[Dataset excerpts]
▼
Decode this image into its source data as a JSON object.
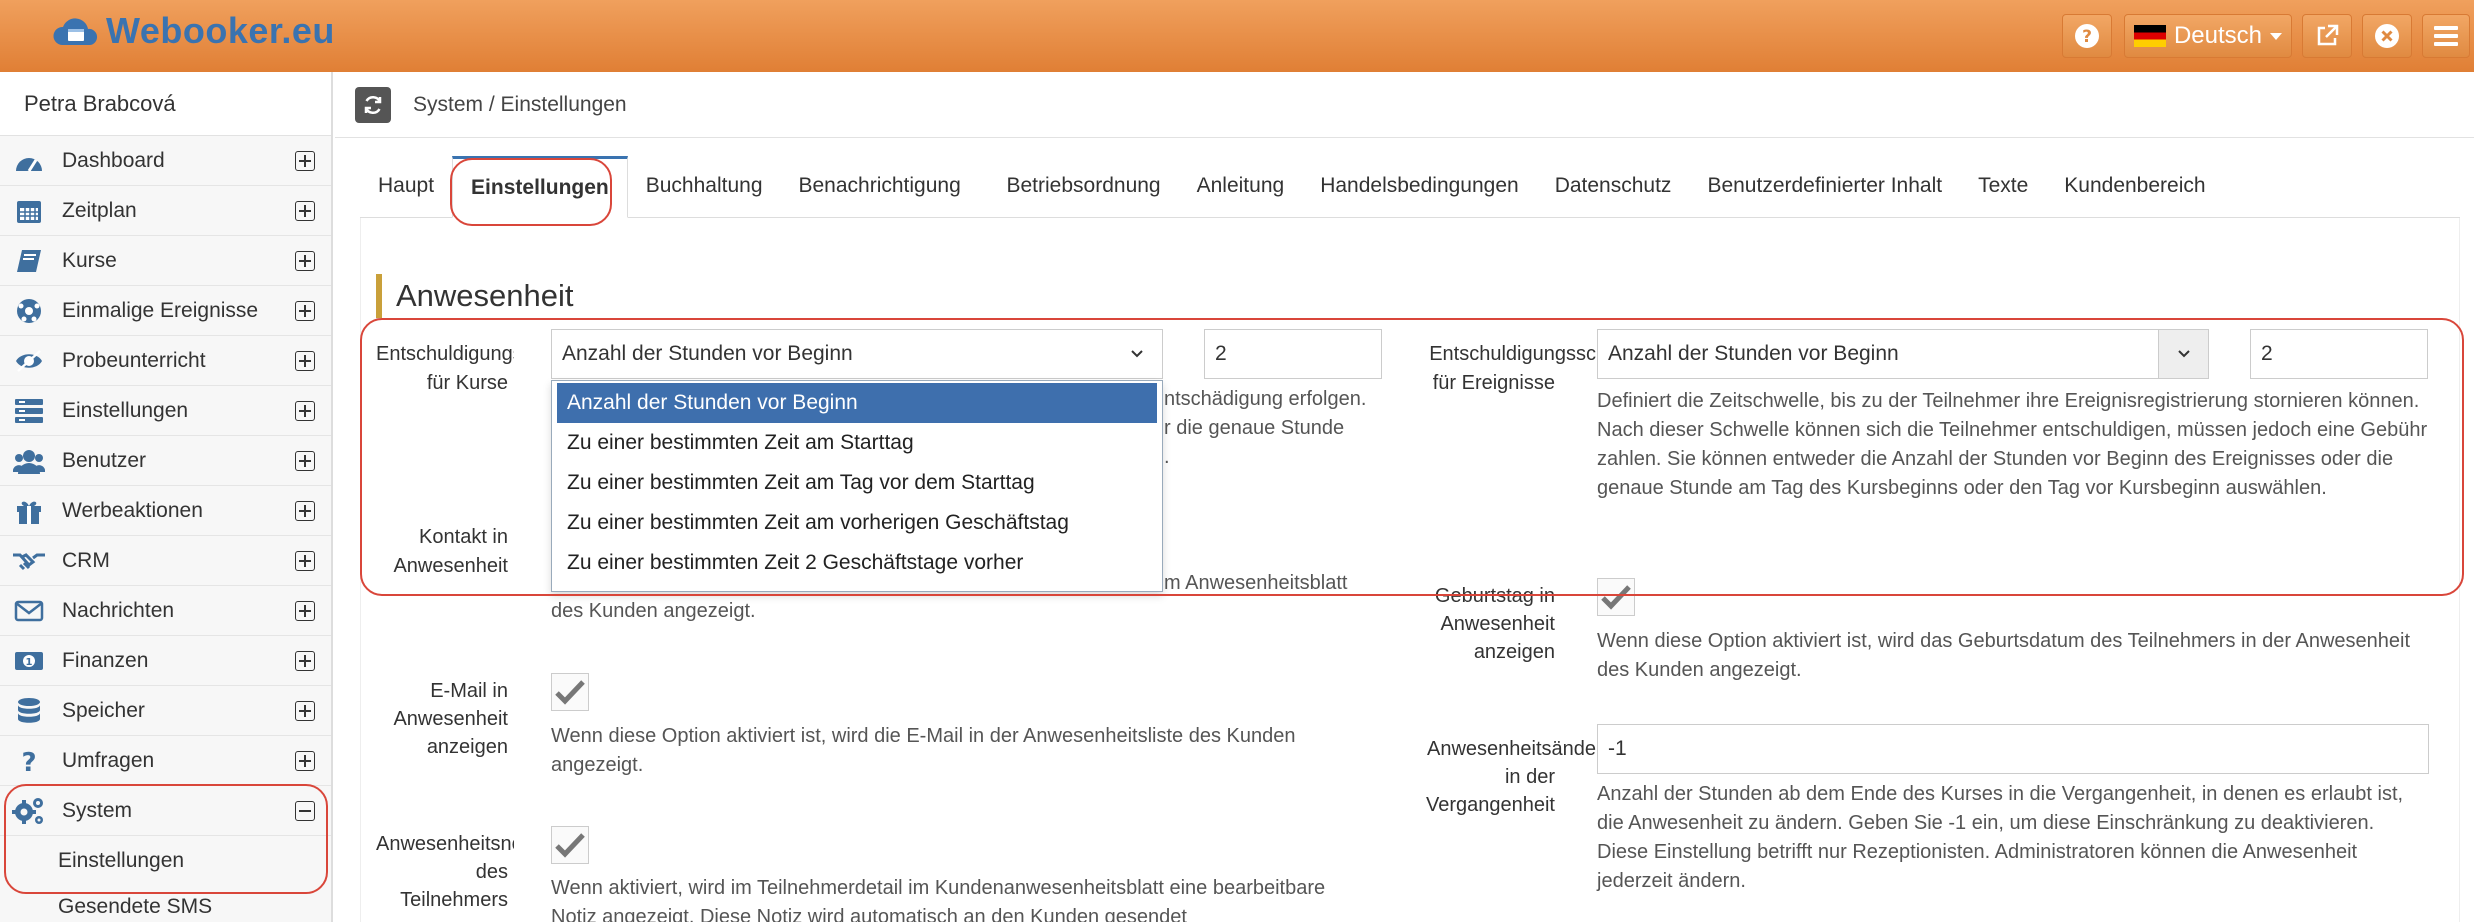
{
  "app": {
    "logo_text": "Webooker.eu"
  },
  "topbar": {
    "language": "Deutsch",
    "icons": [
      "help-icon",
      "external-link-icon",
      "close-icon",
      "menu-icon"
    ]
  },
  "sidebar": {
    "user": "Petra Brabcová",
    "items": [
      {
        "label": "Dashboard",
        "icon": "dashboard-icon"
      },
      {
        "label": "Zeitplan",
        "icon": "calendar-icon"
      },
      {
        "label": "Kurse",
        "icon": "book-icon"
      },
      {
        "label": "Einmalige Ereignisse",
        "icon": "ball-icon"
      },
      {
        "label": "Probeunterricht",
        "icon": "eye-icon"
      },
      {
        "label": "Einstellungen",
        "icon": "list-icon"
      },
      {
        "label": "Benutzer",
        "icon": "users-icon"
      },
      {
        "label": "Werbeaktionen",
        "icon": "gift-icon"
      },
      {
        "label": "CRM",
        "icon": "handshake-icon"
      },
      {
        "label": "Nachrichten",
        "icon": "envelope-icon"
      },
      {
        "label": "Finanzen",
        "icon": "money-icon"
      },
      {
        "label": "Speicher",
        "icon": "database-icon"
      },
      {
        "label": "Umfragen",
        "icon": "question-icon"
      },
      {
        "label": "System",
        "icon": "gears-icon"
      }
    ],
    "submenu": [
      "Einstellungen",
      "Gesendete SMS"
    ]
  },
  "breadcrumb": "System / Einstellungen",
  "tabs": [
    "Haupt",
    "Einstellungen",
    "Buchhaltung",
    "Benachrichtigung",
    "Betriebsordnung",
    "Anleitung",
    "Handelsbedingungen",
    "Datenschutz",
    "Benutzerdefinierter Inhalt",
    "Texte",
    "Kundenbereich"
  ],
  "section": {
    "title": "Anwesenheit"
  },
  "left": {
    "excuse_label_1": "Entschuldigungssc",
    "excuse_label_2": "für Kurse",
    "excuse_select": "Anzahl der Stunden vor Beginn",
    "excuse_value": "2",
    "excuse_help_1": "ntschädigung erfolgen.",
    "excuse_help_2": "r die genaue Stunde",
    "excuse_help_3": ".",
    "contact_label_1": "Kontakt in",
    "contact_label_2": "Anwesenheit",
    "contact_help_1": "m Anwesenheitsblatt",
    "contact_help_2": "des Kunden angezeigt.",
    "email_label_1": "E-Mail in",
    "email_label_2": "Anwesenheit",
    "email_label_3": "anzeigen",
    "email_help": "Wenn diese Option aktiviert ist, wird die E-Mail in der Anwesenheitsliste des Kunden angezeigt.",
    "note_label_1": "Anwesenheitsnotiz",
    "note_label_2": "des",
    "note_label_3": "Teilnehmers",
    "note_help": "Wenn aktiviert, wird im Teilnehmerdetail im Kundenanwesenheitsblatt eine bearbeitbare Notiz angezeigt. Diese Notiz wird automatisch an den Kunden gesendet"
  },
  "dropdown": {
    "options": [
      "Anzahl der Stunden vor Beginn",
      "Zu einer bestimmten Zeit am Starttag",
      "Zu einer bestimmten Zeit am Tag vor dem Starttag",
      "Zu einer bestimmten Zeit am vorherigen Geschäftstag",
      "Zu einer bestimmten Zeit 2 Geschäftstage vorher"
    ]
  },
  "right": {
    "excuse_label_1": "Entschuldigungssc",
    "excuse_label_2": "für Ereignisse",
    "excuse_select": "Anzahl der Stunden vor Beginn",
    "excuse_value": "2",
    "excuse_help": "Definiert die Zeitschwelle, bis zu der Teilnehmer ihre Ereignisregistrierung stornieren können. Nach dieser Schwelle können sich die Teilnehmer entschuldigen, müssen jedoch eine Gebühr zahlen. Sie können entweder die Anzahl der Stunden vor Beginn des Ereignisses oder die genaue Stunde am Tag des Kursbeginns oder den Tag vor Kursbeginn auswählen.",
    "birthday_label_1": "Geburtstag in",
    "birthday_label_2": "Anwesenheit",
    "birthday_label_3": "anzeigen",
    "birthday_help": "Wenn diese Option aktiviert ist, wird das Geburtsdatum des Teilnehmers in der Anwesenheit des Kunden angezeigt.",
    "change_label_1": "Anwesenheitsände",
    "change_label_2": "in der",
    "change_label_3": "Vergangenheit",
    "change_value": "-1",
    "change_help": "Anzahl der Stunden ab dem Ende des Kurses in die Vergangenheit, in denen es erlaubt ist, die Anwesenheit zu ändern. Geben Sie -1 ein, um diese Einschränkung zu deaktivieren. Diese Einstellung betrifft nur Rezeptionisten. Administratoren können die Anwesenheit jederzeit ändern."
  }
}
▲
Pictures don't belong in the copy. Restate all the entries exactly.

Decode this image into its source data as a JSON object.
{
  "app": {
    "logo_text": "Webooker.eu"
  },
  "topbar": {
    "language": "Deutsch",
    "icons": [
      "help-icon",
      "external-link-icon",
      "close-icon",
      "menu-icon"
    ]
  },
  "sidebar": {
    "user": "Petra Brabcová",
    "items": [
      {
        "label": "Dashboard",
        "icon": "dashboard-icon"
      },
      {
        "label": "Zeitplan",
        "icon": "calendar-icon"
      },
      {
        "label": "Kurse",
        "icon": "book-icon"
      },
      {
        "label": "Einmalige Ereignisse",
        "icon": "ball-icon"
      },
      {
        "label": "Probeunterricht",
        "icon": "eye-icon"
      },
      {
        "label": "Einstellungen",
        "icon": "list-icon"
      },
      {
        "label": "Benutzer",
        "icon": "users-icon"
      },
      {
        "label": "Werbeaktionen",
        "icon": "gift-icon"
      },
      {
        "label": "CRM",
        "icon": "handshake-icon"
      },
      {
        "label": "Nachrichten",
        "icon": "envelope-icon"
      },
      {
        "label": "Finanzen",
        "icon": "money-icon"
      },
      {
        "label": "Speicher",
        "icon": "database-icon"
      },
      {
        "label": "Umfragen",
        "icon": "question-icon"
      },
      {
        "label": "System",
        "icon": "gears-icon"
      }
    ],
    "submenu": [
      "Einstellungen",
      "Gesendete SMS"
    ]
  },
  "breadcrumb": "System / Einstellungen",
  "tabs": [
    "Haupt",
    "Einstellungen",
    "Buchhaltung",
    "Benachrichtigung",
    "Betriebsordnung",
    "Anleitung",
    "Handelsbedingungen",
    "Datenschutz",
    "Benutzerdefinierter Inhalt",
    "Texte",
    "Kundenbereich"
  ],
  "section": {
    "title": "Anwesenheit"
  },
  "left": {
    "excuse_label_1": "Entschuldigungssc",
    "excuse_label_2": "für Kurse",
    "excuse_select": "Anzahl der Stunden vor Beginn",
    "excuse_value": "2",
    "excuse_help_1": "ntschädigung erfolgen.",
    "excuse_help_2": "r die genaue Stunde",
    "excuse_help_3": ".",
    "contact_label_1": "Kontakt in",
    "contact_label_2": "Anwesenheit",
    "contact_help_1": "m Anwesenheitsblatt",
    "contact_help_2": "des Kunden angezeigt.",
    "email_label_1": "E-Mail in",
    "email_label_2": "Anwesenheit",
    "email_label_3": "anzeigen",
    "email_help": "Wenn diese Option aktiviert ist, wird die E-Mail in der Anwesenheitsliste des Kunden angezeigt.",
    "note_label_1": "Anwesenheitsnotiz",
    "note_label_2": "des",
    "note_label_3": "Teilnehmers",
    "note_help": "Wenn aktiviert, wird im Teilnehmerdetail im Kundenanwesenheitsblatt eine bearbeitbare Notiz angezeigt. Diese Notiz wird automatisch an den Kunden gesendet"
  },
  "dropdown": {
    "options": [
      "Anzahl der Stunden vor Beginn",
      "Zu einer bestimmten Zeit am Starttag",
      "Zu einer bestimmten Zeit am Tag vor dem Starttag",
      "Zu einer bestimmten Zeit am vorherigen Geschäftstag",
      "Zu einer bestimmten Zeit 2 Geschäftstage vorher"
    ]
  },
  "right": {
    "excuse_label_1": "Entschuldigungssc",
    "excuse_label_2": "für Ereignisse",
    "excuse_select": "Anzahl der Stunden vor Beginn",
    "excuse_value": "2",
    "excuse_help": "Definiert die Zeitschwelle, bis zu der Teilnehmer ihre Ereignisregistrierung stornieren können. Nach dieser Schwelle können sich die Teilnehmer entschuldigen, müssen jedoch eine Gebühr zahlen. Sie können entweder die Anzahl der Stunden vor Beginn des Ereignisses oder die genaue Stunde am Tag des Kursbeginns oder den Tag vor Kursbeginn auswählen.",
    "birthday_label_1": "Geburtstag in",
    "birthday_label_2": "Anwesenheit",
    "birthday_label_3": "anzeigen",
    "birthday_help": "Wenn diese Option aktiviert ist, wird das Geburtsdatum des Teilnehmers in der Anwesenheit des Kunden angezeigt.",
    "change_label_1": "Anwesenheitsände",
    "change_label_2": "in der",
    "change_label_3": "Vergangenheit",
    "change_value": "-1",
    "change_help": "Anzahl der Stunden ab dem Ende des Kurses in die Vergangenheit, in denen es erlaubt ist, die Anwesenheit zu ändern. Geben Sie -1 ein, um diese Einschränkung zu deaktivieren. Diese Einstellung betrifft nur Rezeptionisten. Administratoren können die Anwesenheit jederzeit ändern."
  }
}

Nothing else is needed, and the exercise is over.